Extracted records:
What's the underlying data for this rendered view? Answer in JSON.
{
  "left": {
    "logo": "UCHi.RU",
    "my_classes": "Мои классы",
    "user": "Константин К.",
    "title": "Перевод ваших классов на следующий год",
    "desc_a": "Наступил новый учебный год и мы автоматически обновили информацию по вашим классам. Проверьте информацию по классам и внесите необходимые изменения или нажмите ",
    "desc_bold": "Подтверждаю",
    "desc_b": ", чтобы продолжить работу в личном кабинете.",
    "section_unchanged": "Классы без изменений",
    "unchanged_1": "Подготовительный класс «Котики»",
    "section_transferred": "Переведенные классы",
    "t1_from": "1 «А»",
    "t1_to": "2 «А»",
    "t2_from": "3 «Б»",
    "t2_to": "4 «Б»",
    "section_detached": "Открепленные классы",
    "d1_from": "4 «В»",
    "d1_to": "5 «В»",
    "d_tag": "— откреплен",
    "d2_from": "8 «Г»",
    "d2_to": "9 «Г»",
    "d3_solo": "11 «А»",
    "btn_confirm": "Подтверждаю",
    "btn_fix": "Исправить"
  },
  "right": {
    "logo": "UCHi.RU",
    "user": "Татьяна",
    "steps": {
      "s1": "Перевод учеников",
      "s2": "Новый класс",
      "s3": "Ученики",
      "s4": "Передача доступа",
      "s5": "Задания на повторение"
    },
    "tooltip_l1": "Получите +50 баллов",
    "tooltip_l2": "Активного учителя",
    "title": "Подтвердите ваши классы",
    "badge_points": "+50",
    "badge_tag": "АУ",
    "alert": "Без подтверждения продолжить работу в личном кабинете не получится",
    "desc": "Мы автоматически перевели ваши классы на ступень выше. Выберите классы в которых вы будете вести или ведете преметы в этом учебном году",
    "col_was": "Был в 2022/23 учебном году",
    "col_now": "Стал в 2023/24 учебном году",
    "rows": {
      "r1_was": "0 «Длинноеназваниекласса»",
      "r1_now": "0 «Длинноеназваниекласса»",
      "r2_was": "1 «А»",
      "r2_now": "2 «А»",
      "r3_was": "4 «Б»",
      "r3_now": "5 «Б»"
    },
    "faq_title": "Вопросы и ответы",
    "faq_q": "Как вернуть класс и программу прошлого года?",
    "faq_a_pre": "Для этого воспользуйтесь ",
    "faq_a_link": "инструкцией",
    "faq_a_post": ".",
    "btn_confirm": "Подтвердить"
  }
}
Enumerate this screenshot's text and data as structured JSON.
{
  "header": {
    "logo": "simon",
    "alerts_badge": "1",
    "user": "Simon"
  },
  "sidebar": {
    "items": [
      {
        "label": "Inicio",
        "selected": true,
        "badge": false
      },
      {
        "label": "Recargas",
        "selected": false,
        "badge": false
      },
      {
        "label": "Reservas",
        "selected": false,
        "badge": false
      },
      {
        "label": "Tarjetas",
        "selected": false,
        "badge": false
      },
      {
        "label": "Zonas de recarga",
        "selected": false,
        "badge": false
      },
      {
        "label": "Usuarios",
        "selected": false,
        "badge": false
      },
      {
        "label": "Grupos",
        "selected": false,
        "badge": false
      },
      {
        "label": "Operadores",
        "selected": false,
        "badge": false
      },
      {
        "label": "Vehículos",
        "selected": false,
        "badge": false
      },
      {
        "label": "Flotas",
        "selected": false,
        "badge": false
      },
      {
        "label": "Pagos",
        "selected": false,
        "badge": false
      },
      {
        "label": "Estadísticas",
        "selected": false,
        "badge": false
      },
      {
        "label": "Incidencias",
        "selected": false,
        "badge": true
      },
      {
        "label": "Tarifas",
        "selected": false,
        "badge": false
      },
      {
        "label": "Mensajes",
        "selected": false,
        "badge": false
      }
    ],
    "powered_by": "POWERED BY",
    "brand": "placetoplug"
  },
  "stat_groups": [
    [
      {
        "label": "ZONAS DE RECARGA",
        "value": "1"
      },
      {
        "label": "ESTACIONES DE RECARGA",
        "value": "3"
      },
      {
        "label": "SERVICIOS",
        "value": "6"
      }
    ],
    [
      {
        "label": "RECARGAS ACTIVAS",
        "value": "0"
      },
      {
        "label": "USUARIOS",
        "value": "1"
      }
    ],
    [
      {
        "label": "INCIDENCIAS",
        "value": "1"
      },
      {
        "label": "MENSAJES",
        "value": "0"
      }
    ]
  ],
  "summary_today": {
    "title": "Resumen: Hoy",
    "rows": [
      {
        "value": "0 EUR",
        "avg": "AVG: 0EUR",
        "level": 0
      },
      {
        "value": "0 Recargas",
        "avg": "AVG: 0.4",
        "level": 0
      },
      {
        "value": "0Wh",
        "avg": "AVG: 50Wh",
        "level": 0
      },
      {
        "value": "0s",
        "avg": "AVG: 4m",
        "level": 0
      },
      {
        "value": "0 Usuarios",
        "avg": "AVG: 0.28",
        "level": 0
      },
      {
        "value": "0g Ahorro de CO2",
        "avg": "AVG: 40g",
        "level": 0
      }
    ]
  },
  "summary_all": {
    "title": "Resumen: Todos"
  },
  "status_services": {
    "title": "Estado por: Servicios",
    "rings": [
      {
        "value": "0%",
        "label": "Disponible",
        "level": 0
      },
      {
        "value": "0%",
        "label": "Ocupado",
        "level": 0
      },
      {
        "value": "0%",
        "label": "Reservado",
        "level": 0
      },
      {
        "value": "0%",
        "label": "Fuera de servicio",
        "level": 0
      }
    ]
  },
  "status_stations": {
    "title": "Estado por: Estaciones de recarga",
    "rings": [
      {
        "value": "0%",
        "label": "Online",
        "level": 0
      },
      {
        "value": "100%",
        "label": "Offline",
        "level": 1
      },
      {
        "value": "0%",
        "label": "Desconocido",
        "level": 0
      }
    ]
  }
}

● **Problem statement**
Give back all the data exactly as written.

● **Completed task**
What's the underlying data for this rendered view? Answer in JSON.
{
  "left": {
    "logo": "UCHi.RU",
    "my_classes": "Мои классы",
    "user": "Константин К.",
    "title": "Перевод ваших классов на следующий год",
    "desc_a": "Наступил новый учебный год и мы автоматически обновили информацию по вашим классам. Проверьте информацию по классам и внесите необходимые изменения или нажмите ",
    "desc_bold": "Подтверждаю",
    "desc_b": ", чтобы продолжить работу в личном кабинете.",
    "section_unchanged": "Классы без изменений",
    "unchanged_1": "Подготовительный класс «Котики»",
    "section_transferred": "Переведенные классы",
    "t1_from": "1 «А»",
    "t1_to": "2 «А»",
    "t2_from": "3 «Б»",
    "t2_to": "4 «Б»",
    "section_detached": "Открепленные классы",
    "d1_from": "4 «В»",
    "d1_to": "5 «В»",
    "d_tag": "— откреплен",
    "d2_from": "8 «Г»",
    "d2_to": "9 «Г»",
    "d3_solo": "11 «А»",
    "btn_confirm": "Подтверждаю",
    "btn_fix": "Исправить"
  },
  "right": {
    "logo": "UCHi.RU",
    "user": "Татьяна",
    "steps": {
      "s1": "Перевод учеников",
      "s2": "Новый класс",
      "s3": "Ученики",
      "s4": "Передача доступа",
      "s5": "Задания на повторение"
    },
    "tooltip_l1": "Получите +50 баллов",
    "tooltip_l2": "Активного учителя",
    "title": "Подтвердите ваши классы",
    "badge_points": "+50",
    "badge_tag": "АУ",
    "alert": "Без подтверждения продолжить работу в личном кабинете не получится",
    "desc": "Мы автоматически перевели ваши классы на ступень выше. Выберите классы в которых вы будете вести или ведете преметы в этом учебном году",
    "col_was": "Был в 2022/23 учебном году",
    "col_now": "Стал в 2023/24 учебном году",
    "rows": {
      "r1_was": "0 «Длинноеназваниекласса»",
      "r1_now": "0 «Длинноеназваниекласса»",
      "r2_was": "1 «А»",
      "r2_now": "2 «А»",
      "r3_was": "4 «Б»",
      "r3_now": "5 «Б»"
    },
    "faq_title": "Вопросы и ответы",
    "faq_q": "Как вернуть класс и программу прошлого года?",
    "faq_a_pre": "Для этого воспользуйтесь ",
    "faq_a_link": "инструкцией",
    "faq_a_post": ".",
    "btn_confirm": "Подтвердить"
  }
}
Enumerate this screenshot's text and data as structured JSON.
{
  "header": {
    "logo": "simon",
    "alerts_badge": "1",
    "user": "Simon"
  },
  "sidebar": {
    "items": [
      {
        "label": "Inicio",
        "selected": true,
        "badge": false
      },
      {
        "label": "Recargas",
        "selected": false,
        "badge": false
      },
      {
        "label": "Reservas",
        "selected": false,
        "badge": false
      },
      {
        "label": "Tarjetas",
        "selected": false,
        "badge": false
      },
      {
        "label": "Zonas de recarga",
        "selected": false,
        "badge": false
      },
      {
        "label": "Usuarios",
        "selected": false,
        "badge": false
      },
      {
        "label": "Grupos",
        "selected": false,
        "badge": false
      },
      {
        "label": "Operadores",
        "selected": false,
        "badge": false
      },
      {
        "label": "Vehículos",
        "selected": false,
        "badge": false
      },
      {
        "label": "Flotas",
        "selected": false,
        "badge": false
      },
      {
        "label": "Pagos",
        "selected": false,
        "badge": false
      },
      {
        "label": "Estadísticas",
        "selected": false,
        "badge": false
      },
      {
        "label": "Incidencias",
        "selected": false,
        "badge": true
      },
      {
        "label": "Tarifas",
        "selected": false,
        "badge": false
      },
      {
        "label": "Mensajes",
        "selected": false,
        "badge": false
      }
    ],
    "powered_by": "POWERED BY",
    "brand": "placetoplug"
  },
  "stat_groups": [
    [
      {
        "label": "ZONAS DE RECARGA",
        "value": "1"
      },
      {
        "label": "ESTACIONES DE RECARGA",
        "value": "3"
      },
      {
        "label": "SERVICIOS",
        "value": "6"
      }
    ],
    [
      {
        "label": "RECARGAS ACTIVAS",
        "value": "0"
      },
      {
        "label": "USUARIOS",
        "value": "1"
      }
    ],
    [
      {
        "label": "INCIDENCIAS",
        "value": "1"
      },
      {
        "label": "MENSAJES",
        "value": "0"
      }
    ]
  ],
  "summary_today": {
    "title": "Resumen: Hoy",
    "rows": [
      {
        "value": "0 EUR",
        "avg": "AVG: 0EUR",
        "level": 0
      },
      {
        "value": "0 Recargas",
        "avg": "AVG: 0.4",
        "level": 0
      },
      {
        "value": "0Wh",
        "avg": "AVG: 50Wh",
        "level": 0
      },
      {
        "value": "0s",
        "avg": "AVG: 4m",
        "level": 0
      },
      {
        "value": "0 Usuarios",
        "avg": "AVG: 0.28",
        "level": 0
      },
      {
        "value": "0g Ahorro de CO2",
        "avg": "AVG: 40g",
        "level": 0
      }
    ]
  },
  "summary_all": {
    "title": "Resumen: Todos"
  },
  "status_services": {
    "title": "Estado por: Servicios",
    "rings": [
      {
        "value": "0%",
        "label": "Disponible",
        "level": 0
      },
      {
        "value": "0%",
        "label": "Ocupado",
        "level": 0
      },
      {
        "value": "0%",
        "label": "Reservado",
        "level": 0
      },
      {
        "value": "0%",
        "label": "Fuera de servicio",
        "level": 0
      }
    ]
  },
  "status_stations": {
    "title": "Estado por: Estaciones de recarga",
    "rings": [
      {
        "value": "0%",
        "label": "Online",
        "level": 0
      },
      {
        "value": "100%",
        "label": "Offline",
        "level": 1
      },
      {
        "value": "0%",
        "label": "Desconocido",
        "level": 0
      }
    ]
  }
}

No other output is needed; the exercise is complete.